=== Recorded information ===
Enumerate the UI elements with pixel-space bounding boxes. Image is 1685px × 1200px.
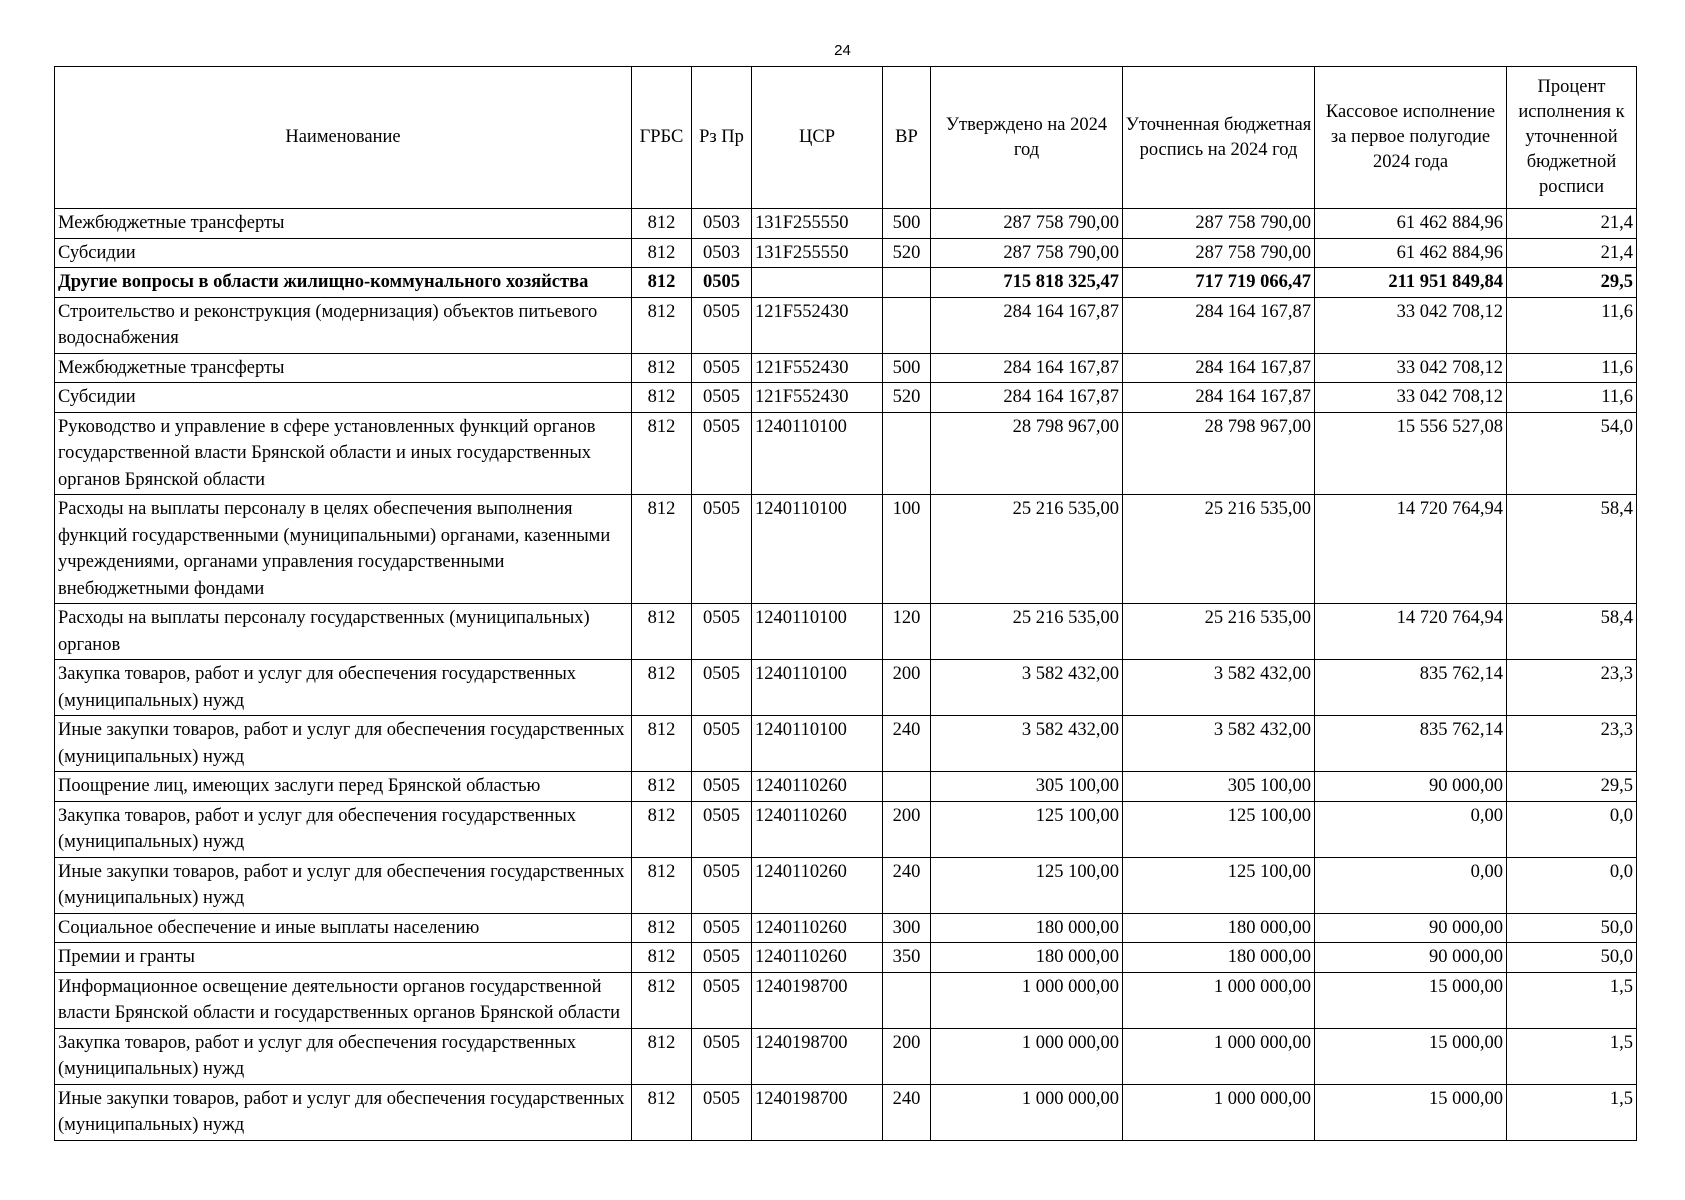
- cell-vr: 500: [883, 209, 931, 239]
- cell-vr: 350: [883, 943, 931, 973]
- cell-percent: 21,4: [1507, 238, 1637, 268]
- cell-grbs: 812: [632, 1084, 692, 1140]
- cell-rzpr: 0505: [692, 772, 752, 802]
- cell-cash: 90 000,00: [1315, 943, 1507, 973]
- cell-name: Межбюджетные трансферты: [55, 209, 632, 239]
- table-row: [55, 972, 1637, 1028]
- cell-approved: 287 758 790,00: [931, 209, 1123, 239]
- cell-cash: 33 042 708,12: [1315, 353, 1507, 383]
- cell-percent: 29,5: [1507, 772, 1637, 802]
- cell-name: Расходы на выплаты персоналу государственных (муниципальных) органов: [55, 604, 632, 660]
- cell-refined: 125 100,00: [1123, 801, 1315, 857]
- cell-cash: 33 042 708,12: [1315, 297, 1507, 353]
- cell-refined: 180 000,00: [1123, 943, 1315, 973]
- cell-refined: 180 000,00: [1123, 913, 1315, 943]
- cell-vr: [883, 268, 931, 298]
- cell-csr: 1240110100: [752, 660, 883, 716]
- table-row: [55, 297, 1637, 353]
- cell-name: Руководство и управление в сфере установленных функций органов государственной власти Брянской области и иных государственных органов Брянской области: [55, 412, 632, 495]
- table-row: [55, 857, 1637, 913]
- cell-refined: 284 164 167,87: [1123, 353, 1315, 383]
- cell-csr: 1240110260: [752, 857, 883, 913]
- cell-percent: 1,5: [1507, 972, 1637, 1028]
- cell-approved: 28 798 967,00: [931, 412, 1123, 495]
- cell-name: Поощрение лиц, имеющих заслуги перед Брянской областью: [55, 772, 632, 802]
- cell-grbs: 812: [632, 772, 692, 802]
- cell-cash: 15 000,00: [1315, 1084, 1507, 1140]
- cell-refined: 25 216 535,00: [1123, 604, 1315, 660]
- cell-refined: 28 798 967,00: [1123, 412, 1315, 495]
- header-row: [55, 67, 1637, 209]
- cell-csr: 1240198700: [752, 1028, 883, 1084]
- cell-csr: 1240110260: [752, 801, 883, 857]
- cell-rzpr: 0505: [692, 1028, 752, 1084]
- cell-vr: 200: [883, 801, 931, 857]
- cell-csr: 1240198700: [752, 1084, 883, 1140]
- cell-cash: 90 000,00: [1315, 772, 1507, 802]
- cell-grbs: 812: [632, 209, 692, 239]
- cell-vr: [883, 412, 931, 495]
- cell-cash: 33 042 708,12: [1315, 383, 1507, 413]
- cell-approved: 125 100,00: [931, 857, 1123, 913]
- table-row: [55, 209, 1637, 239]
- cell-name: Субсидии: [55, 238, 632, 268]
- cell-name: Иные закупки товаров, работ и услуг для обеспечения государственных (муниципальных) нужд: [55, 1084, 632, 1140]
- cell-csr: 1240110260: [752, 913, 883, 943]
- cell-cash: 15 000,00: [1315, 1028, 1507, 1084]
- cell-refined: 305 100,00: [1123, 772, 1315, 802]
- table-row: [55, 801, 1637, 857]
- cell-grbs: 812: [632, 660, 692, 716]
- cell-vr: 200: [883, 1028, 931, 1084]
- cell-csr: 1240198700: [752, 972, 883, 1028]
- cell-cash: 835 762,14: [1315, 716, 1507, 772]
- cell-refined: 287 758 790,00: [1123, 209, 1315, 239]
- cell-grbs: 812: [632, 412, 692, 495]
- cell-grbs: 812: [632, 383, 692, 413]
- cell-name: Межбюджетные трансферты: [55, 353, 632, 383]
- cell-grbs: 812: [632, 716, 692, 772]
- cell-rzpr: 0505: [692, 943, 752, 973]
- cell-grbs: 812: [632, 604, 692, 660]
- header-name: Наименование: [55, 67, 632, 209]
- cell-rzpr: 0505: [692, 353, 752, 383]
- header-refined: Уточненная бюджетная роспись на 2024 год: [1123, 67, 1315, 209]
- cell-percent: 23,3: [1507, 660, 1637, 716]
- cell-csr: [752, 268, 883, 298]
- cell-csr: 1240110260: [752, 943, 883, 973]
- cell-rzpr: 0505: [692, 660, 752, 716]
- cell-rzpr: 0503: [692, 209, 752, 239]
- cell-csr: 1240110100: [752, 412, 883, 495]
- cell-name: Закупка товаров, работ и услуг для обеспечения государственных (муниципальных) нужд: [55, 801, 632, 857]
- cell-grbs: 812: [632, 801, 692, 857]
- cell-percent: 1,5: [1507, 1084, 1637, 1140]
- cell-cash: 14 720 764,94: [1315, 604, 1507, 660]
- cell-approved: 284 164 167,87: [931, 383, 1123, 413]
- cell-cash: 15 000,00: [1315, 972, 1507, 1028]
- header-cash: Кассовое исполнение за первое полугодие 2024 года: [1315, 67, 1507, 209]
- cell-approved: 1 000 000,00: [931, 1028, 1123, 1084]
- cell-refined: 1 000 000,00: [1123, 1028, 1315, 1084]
===
**What to do**
Lay out everything in the entries from the line containing "- cell-vr: 500: [883, 209, 931, 239]" down to the line containing "- cell-grbs: 812: [632, 772, 692, 802]" as a numbered list, leaving out blank lines.

**Problem solution**
1. - cell-vr: 500: [883, 209, 931, 239]
2. - cell-vr: 350: [883, 943, 931, 973]
3. - cell-percent: 21,4: [1507, 238, 1637, 268]
4. - cell-grbs: 812: [632, 1084, 692, 1140]
5. - cell-rzpr: 0505: [692, 772, 752, 802]
6. - cell-cash: 90 000,00: [1315, 943, 1507, 973]
7. - cell-name: Межбюджетные трансферты: [55, 209, 632, 239]
8. - table-row: [55, 972, 1637, 1028]
9. - cell-approved: 287 758 790,00: [931, 209, 1123, 239]
10. - cell-cash: 33 042 708,12: [1315, 353, 1507, 383]
11. - cell-percent: 29,5: [1507, 772, 1637, 802]
12. - cell-name: Расходы на выплаты персоналу государственных (муниципальных) органов: [55, 604, 632, 660]
13. - cell-refined: 125 100,00: [1123, 801, 1315, 857]
14. - cell-cash: 33 042 708,12: [1315, 297, 1507, 353]
15. - cell-refined: 180 000,00: [1123, 943, 1315, 973]
16. - cell-refined: 180 000,00: [1123, 913, 1315, 943]
17. - cell-vr: [883, 268, 931, 298]
18. - cell-csr: 1240110100: [752, 660, 883, 716]
19. - table-row: [55, 297, 1637, 353]
20. - cell-name: Руководство и управление в сфере установленных функций органов государственной власти Брянской области и иных государственных органов Брянской области: [55, 412, 632, 495]
21. - table-row: [55, 857, 1637, 913]
22. - cell-refined: 284 164 167,87: [1123, 353, 1315, 383]
23. - cell-csr: 1240110260: [752, 857, 883, 913]
24. - cell-percent: 1,5: [1507, 972, 1637, 1028]
25. - cell-approved: 28 798 967,00: [931, 412, 1123, 495]
26. - cell-name: Поощрение лиц, имеющих заслуги перед Брянской областью: [55, 772, 632, 802]
27. - cell-grbs: 812: [632, 772, 692, 802]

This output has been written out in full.